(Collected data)
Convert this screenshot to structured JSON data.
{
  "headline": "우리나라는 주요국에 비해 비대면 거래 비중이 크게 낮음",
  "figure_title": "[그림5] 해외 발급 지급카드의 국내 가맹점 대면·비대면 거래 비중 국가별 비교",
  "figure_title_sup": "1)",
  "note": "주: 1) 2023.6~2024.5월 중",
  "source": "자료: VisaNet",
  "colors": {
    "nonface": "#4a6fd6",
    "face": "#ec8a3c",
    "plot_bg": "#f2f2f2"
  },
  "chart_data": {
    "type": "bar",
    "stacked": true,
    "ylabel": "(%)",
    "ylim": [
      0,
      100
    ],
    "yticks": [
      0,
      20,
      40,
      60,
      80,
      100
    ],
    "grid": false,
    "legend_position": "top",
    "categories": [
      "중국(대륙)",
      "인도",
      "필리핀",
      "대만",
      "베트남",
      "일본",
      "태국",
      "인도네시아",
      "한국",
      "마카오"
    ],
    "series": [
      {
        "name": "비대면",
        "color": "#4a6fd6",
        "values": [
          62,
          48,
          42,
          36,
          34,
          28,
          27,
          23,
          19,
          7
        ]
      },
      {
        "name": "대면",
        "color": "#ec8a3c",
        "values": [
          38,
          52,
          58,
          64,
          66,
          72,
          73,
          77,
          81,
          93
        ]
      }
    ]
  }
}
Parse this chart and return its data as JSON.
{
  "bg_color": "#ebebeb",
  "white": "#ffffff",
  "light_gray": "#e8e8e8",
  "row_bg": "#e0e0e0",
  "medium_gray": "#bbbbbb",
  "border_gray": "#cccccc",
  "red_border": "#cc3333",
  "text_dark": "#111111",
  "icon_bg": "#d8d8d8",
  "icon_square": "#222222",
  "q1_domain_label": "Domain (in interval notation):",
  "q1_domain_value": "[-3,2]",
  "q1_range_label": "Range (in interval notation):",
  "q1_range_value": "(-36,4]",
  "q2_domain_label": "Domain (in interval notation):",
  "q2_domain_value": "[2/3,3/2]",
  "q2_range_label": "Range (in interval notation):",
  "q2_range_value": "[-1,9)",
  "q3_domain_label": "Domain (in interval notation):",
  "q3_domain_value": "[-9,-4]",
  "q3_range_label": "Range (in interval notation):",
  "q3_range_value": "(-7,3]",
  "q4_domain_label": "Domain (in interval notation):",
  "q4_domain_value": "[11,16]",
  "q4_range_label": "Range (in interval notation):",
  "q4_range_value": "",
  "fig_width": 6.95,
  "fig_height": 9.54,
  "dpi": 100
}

• Short task: Look for the word "interval" and return every line where it occurs.

• Answer below:
  "q1_domain_label": "Domain (in interval notation):",
  "q1_range_label": "Range (in interval notation):",
  "q2_domain_label": "Domain (in interval notation):",
  "q2_range_label": "Range (in interval notation):",
  "q3_domain_label": "Domain (in interval notation):",
  "q3_range_label": "Range (in interval notation):",
  "q4_domain_label": "Domain (in interval notation):",
  "q4_range_label": "Range (in interval notation):",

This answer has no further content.